= Problem to work on =
Gather every line in the records below that contains the string "button" and copy each one. Treat uppercase and lowercase letters as different.

= Source material =
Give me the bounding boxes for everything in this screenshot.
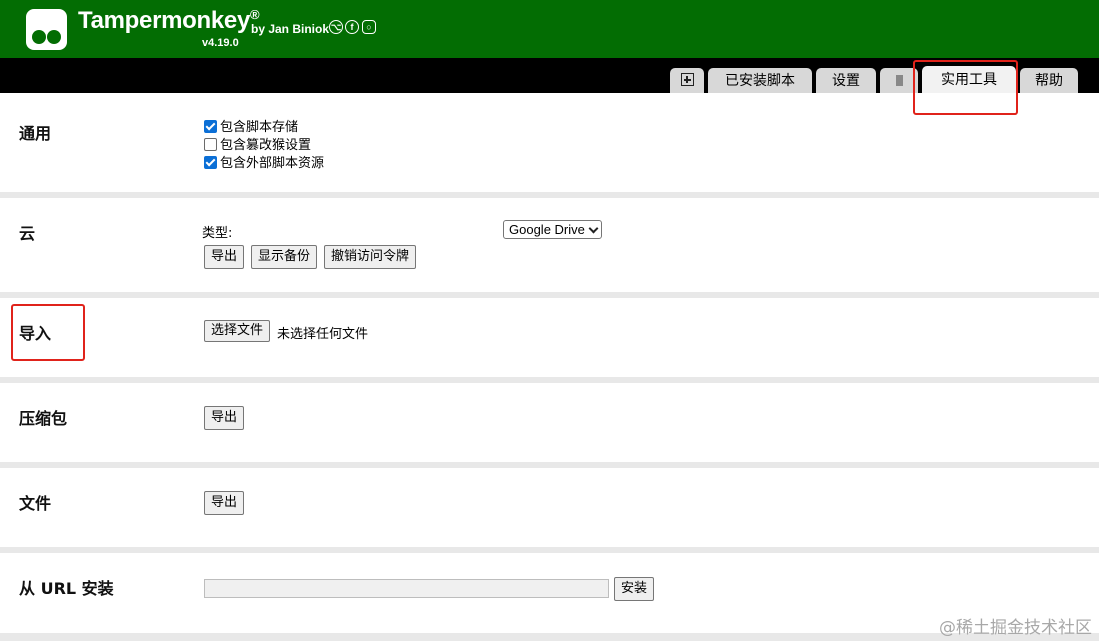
section-divider (0, 192, 1099, 198)
author-credit: by Jan Biniok (251, 22, 330, 36)
section-divider (0, 547, 1099, 553)
checkbox[interactable] (204, 138, 217, 151)
watermark: @稀土掘金技术社区 (939, 618, 1092, 638)
tampermonkey-logo-icon (26, 9, 67, 50)
zip-export-button[interactable]: 导出 (204, 406, 245, 430)
highlight-box-import (11, 304, 85, 361)
checkbox[interactable] (204, 120, 217, 133)
version-label: v4.19.0 (202, 37, 239, 49)
section-title-file: 文件 (19, 494, 52, 513)
section-divider (0, 377, 1099, 383)
highlight-box-utilities (913, 60, 1018, 115)
facebook-icon[interactable]: f (345, 20, 359, 34)
checkbox[interactable] (204, 156, 217, 169)
section-divider (0, 633, 1099, 641)
section-title-zip: 压缩包 (19, 409, 68, 428)
plus-square-icon (680, 73, 694, 86)
option-include-settings[interactable]: 包含篡改猴设置 (204, 137, 311, 154)
github-icon[interactable]: ⌥ (329, 20, 343, 34)
section-title-general: 通用 (19, 124, 52, 143)
tab-help[interactable]: 帮助 (1020, 68, 1078, 93)
no-file-chosen-text: 未选择任何文件 (277, 327, 369, 342)
app-title: Tampermonkey® (78, 7, 260, 34)
tab-installed-scripts[interactable]: 已安装脚本 (708, 68, 812, 93)
install-button[interactable]: 安装 (614, 577, 655, 601)
show-backups-button[interactable]: 显示备份 (251, 245, 318, 269)
section-divider (0, 292, 1099, 298)
app-header: Tampermonkey® by Jan Biniok ⌥ f ○ v4.19.… (0, 0, 1099, 58)
section-divider (0, 462, 1099, 468)
option-include-storage[interactable]: 包含脚本存储 (204, 119, 298, 136)
cloud-type-select[interactable]: Google Drive (503, 220, 602, 239)
section-title-url-install: 从 URL 安装 (19, 579, 114, 598)
option-include-external-resources[interactable]: 包含外部脚本资源 (204, 155, 324, 172)
instagram-icon[interactable]: ○ (362, 20, 376, 34)
section-title-cloud: 云 (19, 224, 36, 243)
url-input[interactable] (204, 579, 609, 598)
tab-new-script[interactable] (670, 68, 704, 93)
revoke-token-button[interactable]: 撤销访问令牌 (324, 245, 417, 269)
file-export-button[interactable]: 导出 (204, 491, 245, 515)
choose-file-button[interactable]: 选择文件 (204, 320, 271, 342)
trash-icon (895, 74, 903, 86)
cloud-type-label: 类型: (202, 226, 233, 241)
cloud-export-button[interactable]: 导出 (204, 245, 245, 269)
tab-settings[interactable]: 设置 (816, 68, 876, 93)
chevron-down-icon (588, 223, 599, 234)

= Result of the exercise =
zip-export-button[interactable]: 导出 (204, 406, 245, 430)
install-button[interactable]: 安装 (614, 577, 655, 601)
show-backups-button[interactable]: 显示备份 (251, 245, 318, 269)
revoke-token-button[interactable]: 撤销访问令牌 (324, 245, 417, 269)
file-export-button[interactable]: 导出 (204, 491, 245, 515)
choose-file-button[interactable]: 选择文件 (204, 320, 271, 342)
cloud-export-button[interactable]: 导出 (204, 245, 245, 269)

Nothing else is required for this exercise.